Records from a dataset
# # #
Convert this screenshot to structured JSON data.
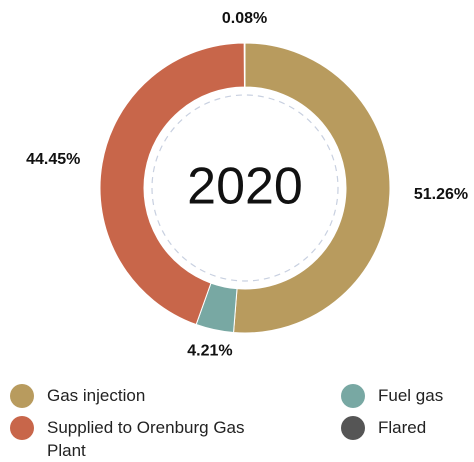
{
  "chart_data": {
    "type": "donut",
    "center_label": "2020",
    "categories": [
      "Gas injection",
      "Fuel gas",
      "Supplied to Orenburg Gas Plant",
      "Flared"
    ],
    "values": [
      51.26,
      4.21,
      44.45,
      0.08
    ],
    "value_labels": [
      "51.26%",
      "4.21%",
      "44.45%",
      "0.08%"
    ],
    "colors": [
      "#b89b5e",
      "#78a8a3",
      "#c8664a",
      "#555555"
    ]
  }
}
# # #
• _TASK TO CARRY OUT_: Make a verbatim copy of all the entries and strip out the pictures.

• _PROBLEM SOLUTION_:
Convert this screenshot to structured JSON data.
{
  "chart_data": {
    "type": "donut",
    "center_label": "2020",
    "categories": [
      "Gas injection",
      "Fuel gas",
      "Supplied to Orenburg Gas Plant",
      "Flared"
    ],
    "values": [
      51.26,
      4.21,
      44.45,
      0.08
    ],
    "value_labels": [
      "51.26%",
      "4.21%",
      "44.45%",
      "0.08%"
    ],
    "colors": [
      "#b89b5e",
      "#78a8a3",
      "#c8664a",
      "#555555"
    ]
  }
}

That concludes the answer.